▶ _Directive_
Go over the entries below line by line, copying each one that contains the word "pancake".

-- begin --

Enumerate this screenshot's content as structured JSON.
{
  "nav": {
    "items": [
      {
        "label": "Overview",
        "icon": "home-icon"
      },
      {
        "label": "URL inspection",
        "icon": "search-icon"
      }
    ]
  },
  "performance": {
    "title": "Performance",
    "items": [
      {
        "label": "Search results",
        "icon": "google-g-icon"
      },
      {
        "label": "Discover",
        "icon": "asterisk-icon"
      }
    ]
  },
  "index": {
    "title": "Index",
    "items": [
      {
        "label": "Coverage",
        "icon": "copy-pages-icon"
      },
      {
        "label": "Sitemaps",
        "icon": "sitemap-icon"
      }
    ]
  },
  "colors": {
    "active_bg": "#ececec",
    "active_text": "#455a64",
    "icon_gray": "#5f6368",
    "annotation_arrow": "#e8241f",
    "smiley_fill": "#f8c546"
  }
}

-- end --
-- begin --

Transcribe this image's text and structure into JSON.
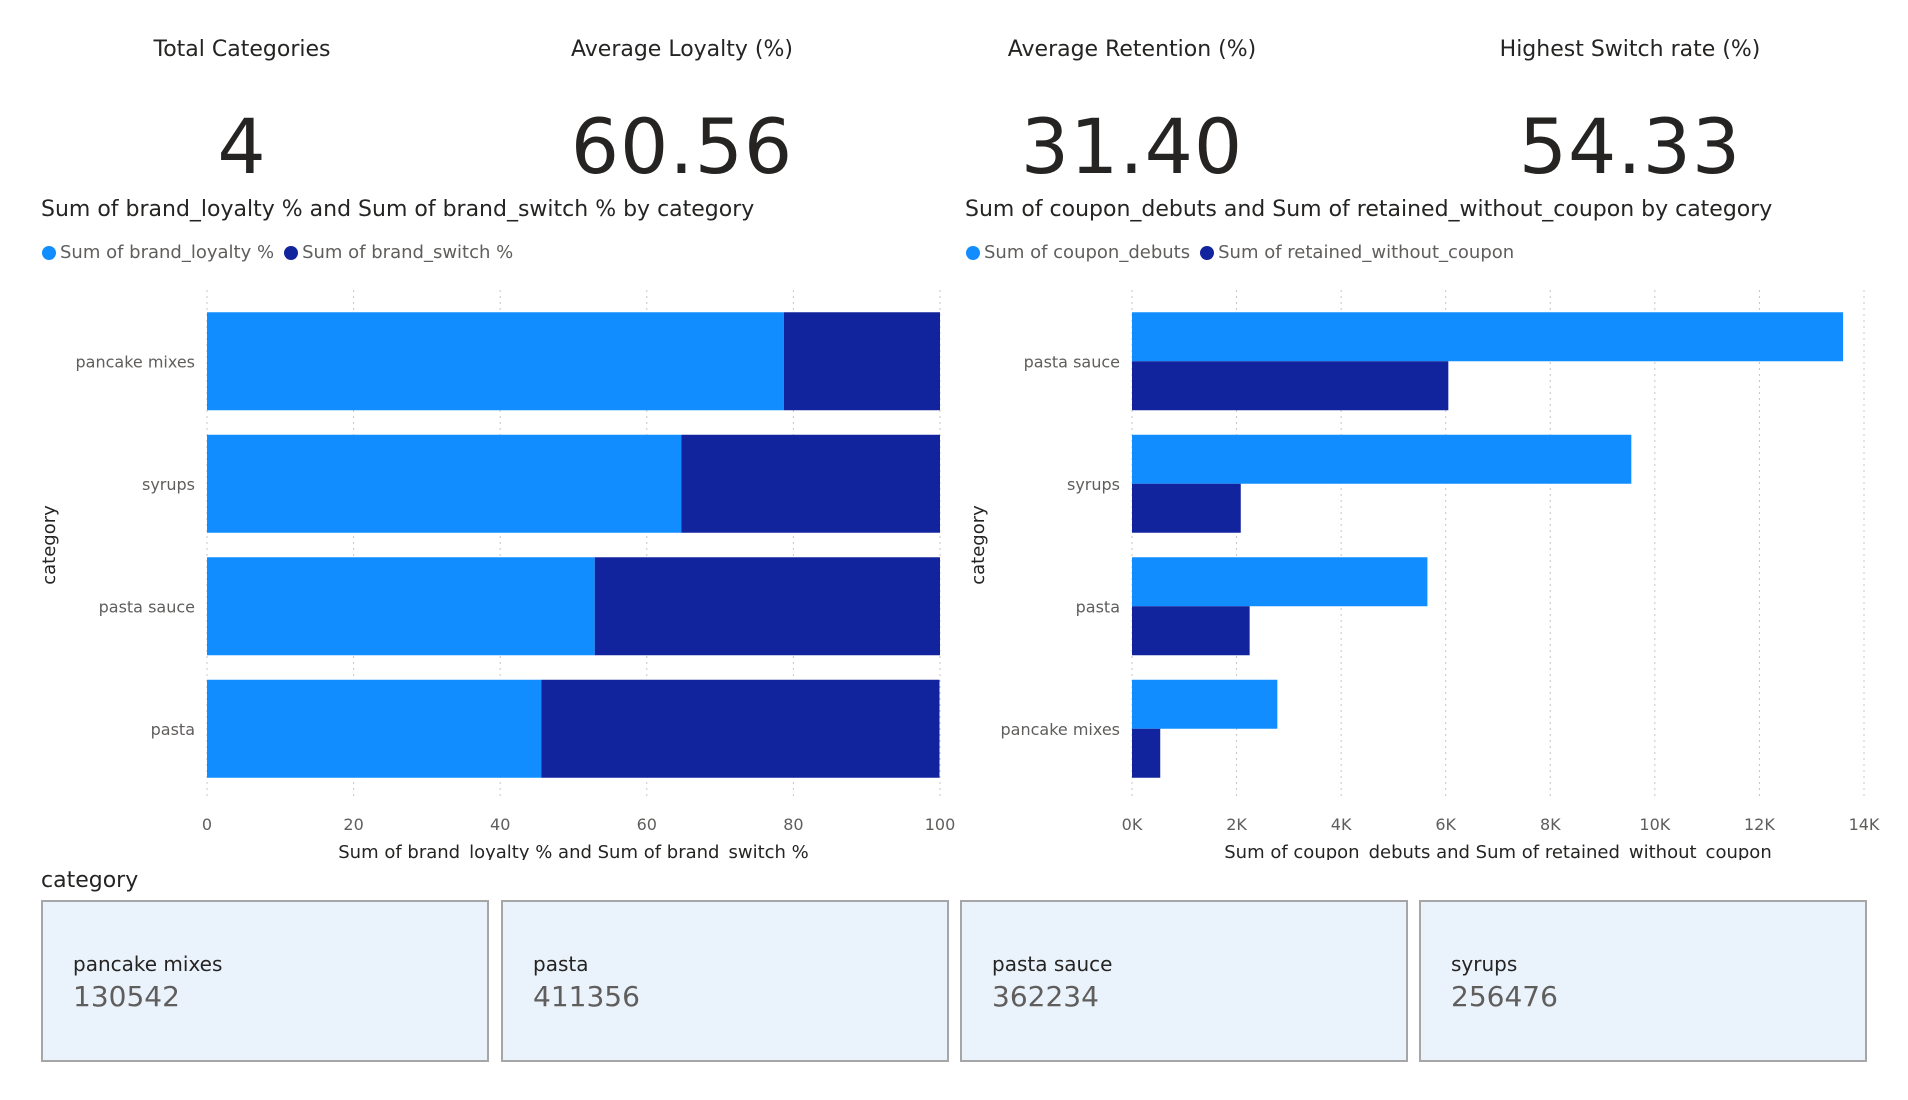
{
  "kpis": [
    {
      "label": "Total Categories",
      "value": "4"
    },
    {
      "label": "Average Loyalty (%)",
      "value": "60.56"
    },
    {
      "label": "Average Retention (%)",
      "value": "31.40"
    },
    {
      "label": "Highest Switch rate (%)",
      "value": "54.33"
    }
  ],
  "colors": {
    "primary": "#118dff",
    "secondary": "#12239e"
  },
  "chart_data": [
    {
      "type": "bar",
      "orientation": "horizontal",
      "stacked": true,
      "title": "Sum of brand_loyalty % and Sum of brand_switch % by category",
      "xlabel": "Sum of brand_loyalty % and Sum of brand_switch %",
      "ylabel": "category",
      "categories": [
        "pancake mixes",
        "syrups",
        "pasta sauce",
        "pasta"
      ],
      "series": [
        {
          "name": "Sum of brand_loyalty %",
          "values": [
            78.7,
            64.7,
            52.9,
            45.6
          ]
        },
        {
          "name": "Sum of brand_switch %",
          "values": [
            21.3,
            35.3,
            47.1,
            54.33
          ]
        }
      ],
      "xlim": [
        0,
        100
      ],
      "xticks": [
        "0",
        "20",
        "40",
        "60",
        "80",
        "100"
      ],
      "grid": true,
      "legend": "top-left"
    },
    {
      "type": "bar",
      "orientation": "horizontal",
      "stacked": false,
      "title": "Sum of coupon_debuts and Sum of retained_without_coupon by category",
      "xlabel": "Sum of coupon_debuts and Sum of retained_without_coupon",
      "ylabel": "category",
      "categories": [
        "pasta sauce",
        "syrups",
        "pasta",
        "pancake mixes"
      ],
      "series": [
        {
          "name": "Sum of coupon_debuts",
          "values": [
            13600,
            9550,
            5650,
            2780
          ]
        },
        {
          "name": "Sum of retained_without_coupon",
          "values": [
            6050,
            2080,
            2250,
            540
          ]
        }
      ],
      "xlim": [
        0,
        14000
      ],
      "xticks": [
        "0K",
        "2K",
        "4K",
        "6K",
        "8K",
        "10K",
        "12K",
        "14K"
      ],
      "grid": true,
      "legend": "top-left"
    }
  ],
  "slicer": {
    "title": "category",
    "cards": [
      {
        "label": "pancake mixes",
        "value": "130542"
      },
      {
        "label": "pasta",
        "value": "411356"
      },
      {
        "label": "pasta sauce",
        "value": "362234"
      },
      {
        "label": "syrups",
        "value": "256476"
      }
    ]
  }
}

-- end --
-- begin --

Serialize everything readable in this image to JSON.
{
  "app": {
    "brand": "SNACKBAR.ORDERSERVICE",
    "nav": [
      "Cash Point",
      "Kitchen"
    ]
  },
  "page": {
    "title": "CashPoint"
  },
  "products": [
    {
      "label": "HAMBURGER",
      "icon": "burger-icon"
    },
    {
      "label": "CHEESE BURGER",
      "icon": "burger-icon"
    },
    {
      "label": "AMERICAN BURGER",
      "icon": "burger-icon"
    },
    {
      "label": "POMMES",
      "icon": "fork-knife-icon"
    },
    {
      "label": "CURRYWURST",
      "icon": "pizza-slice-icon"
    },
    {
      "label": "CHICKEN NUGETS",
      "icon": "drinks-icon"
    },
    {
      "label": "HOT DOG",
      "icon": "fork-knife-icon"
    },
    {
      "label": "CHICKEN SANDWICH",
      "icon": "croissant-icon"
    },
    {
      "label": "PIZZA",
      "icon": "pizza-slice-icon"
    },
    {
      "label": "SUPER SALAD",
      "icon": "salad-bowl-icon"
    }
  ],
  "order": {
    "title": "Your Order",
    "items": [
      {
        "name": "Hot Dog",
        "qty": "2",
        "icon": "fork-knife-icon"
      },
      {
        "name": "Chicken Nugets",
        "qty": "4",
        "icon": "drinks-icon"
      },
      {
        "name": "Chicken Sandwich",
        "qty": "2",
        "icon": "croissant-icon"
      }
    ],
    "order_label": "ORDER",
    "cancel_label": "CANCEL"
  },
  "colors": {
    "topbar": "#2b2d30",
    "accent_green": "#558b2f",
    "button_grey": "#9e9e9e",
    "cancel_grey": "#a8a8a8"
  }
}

-- end --

▶ _Answer to this exercise_
        "pancake mixes",
        "pancake mixes"
        "label": "pancake mixes",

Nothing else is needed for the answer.